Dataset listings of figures
— Begin —

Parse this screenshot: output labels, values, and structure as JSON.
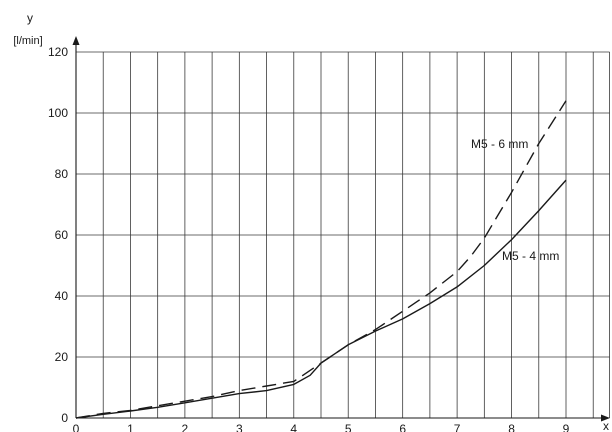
{
  "chart_data": {
    "type": "line",
    "xlabel": "x",
    "ylabel": "y",
    "yunit": "[l/min]",
    "xlim": [
      0,
      9.8
    ],
    "ylim": [
      0,
      120
    ],
    "xticks": [
      0,
      1,
      2,
      3,
      4,
      5,
      6,
      7,
      8,
      9
    ],
    "yticks": [
      0,
      20,
      40,
      60,
      80,
      100,
      120
    ],
    "grid": true,
    "series": [
      {
        "name": "M5 - 6 mm",
        "style": "dashed",
        "color": "#1a1a1a",
        "x": [
          0,
          0.5,
          1,
          1.5,
          2,
          2.5,
          3,
          3.5,
          4,
          4.5,
          5,
          5.5,
          6,
          6.5,
          7,
          7.25,
          7.5,
          8,
          8.5,
          9
        ],
        "y": [
          0,
          1.5,
          2.5,
          4,
          5.5,
          7,
          9,
          10.5,
          12,
          18,
          24,
          29,
          35,
          41,
          48,
          53,
          59,
          74,
          90,
          104
        ]
      },
      {
        "name": "M5 - 4 mm",
        "style": "solid",
        "color": "#1a1a1a",
        "x": [
          0,
          0.5,
          1,
          1.5,
          2,
          2.5,
          3,
          3.5,
          4,
          4.3,
          4.5,
          5,
          5.5,
          6,
          6.5,
          7,
          7.5,
          8,
          8.5,
          9
        ],
        "y": [
          0,
          1.2,
          2.3,
          3.5,
          5,
          6.5,
          8,
          9,
          11,
          14,
          18,
          24,
          28.5,
          32.5,
          37.5,
          43,
          50,
          58.5,
          68,
          78
        ]
      }
    ],
    "annotations": [
      {
        "text": "M5 - 6 mm",
        "series": 0
      },
      {
        "text": "M5 - 4 mm",
        "series": 1
      }
    ]
  }
}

— End —

[YOUR INSTRUCTIONS]: Pictures are not part of the copy; reproduce everything else in the records exactly.

[EXERCISE RESULT]:
Parse this screenshot: output labels, values, and structure as JSON.
{
  "chart_data": {
    "type": "line",
    "xlabel": "x",
    "ylabel": "y",
    "yunit": "[l/min]",
    "xlim": [
      0,
      9.8
    ],
    "ylim": [
      0,
      120
    ],
    "xticks": [
      0,
      1,
      2,
      3,
      4,
      5,
      6,
      7,
      8,
      9
    ],
    "yticks": [
      0,
      20,
      40,
      60,
      80,
      100,
      120
    ],
    "grid": true,
    "series": [
      {
        "name": "M5 - 6 mm",
        "style": "dashed",
        "color": "#1a1a1a",
        "x": [
          0,
          0.5,
          1,
          1.5,
          2,
          2.5,
          3,
          3.5,
          4,
          4.5,
          5,
          5.5,
          6,
          6.5,
          7,
          7.25,
          7.5,
          8,
          8.5,
          9
        ],
        "y": [
          0,
          1.5,
          2.5,
          4,
          5.5,
          7,
          9,
          10.5,
          12,
          18,
          24,
          29,
          35,
          41,
          48,
          53,
          59,
          74,
          90,
          104
        ]
      },
      {
        "name": "M5 - 4 mm",
        "style": "solid",
        "color": "#1a1a1a",
        "x": [
          0,
          0.5,
          1,
          1.5,
          2,
          2.5,
          3,
          3.5,
          4,
          4.3,
          4.5,
          5,
          5.5,
          6,
          6.5,
          7,
          7.5,
          8,
          8.5,
          9
        ],
        "y": [
          0,
          1.2,
          2.3,
          3.5,
          5,
          6.5,
          8,
          9,
          11,
          14,
          18,
          24,
          28.5,
          32.5,
          37.5,
          43,
          50,
          58.5,
          68,
          78
        ]
      }
    ],
    "annotations": [
      {
        "text": "M5 - 6 mm",
        "series": 0
      },
      {
        "text": "M5 - 4 mm",
        "series": 1
      }
    ]
  }
}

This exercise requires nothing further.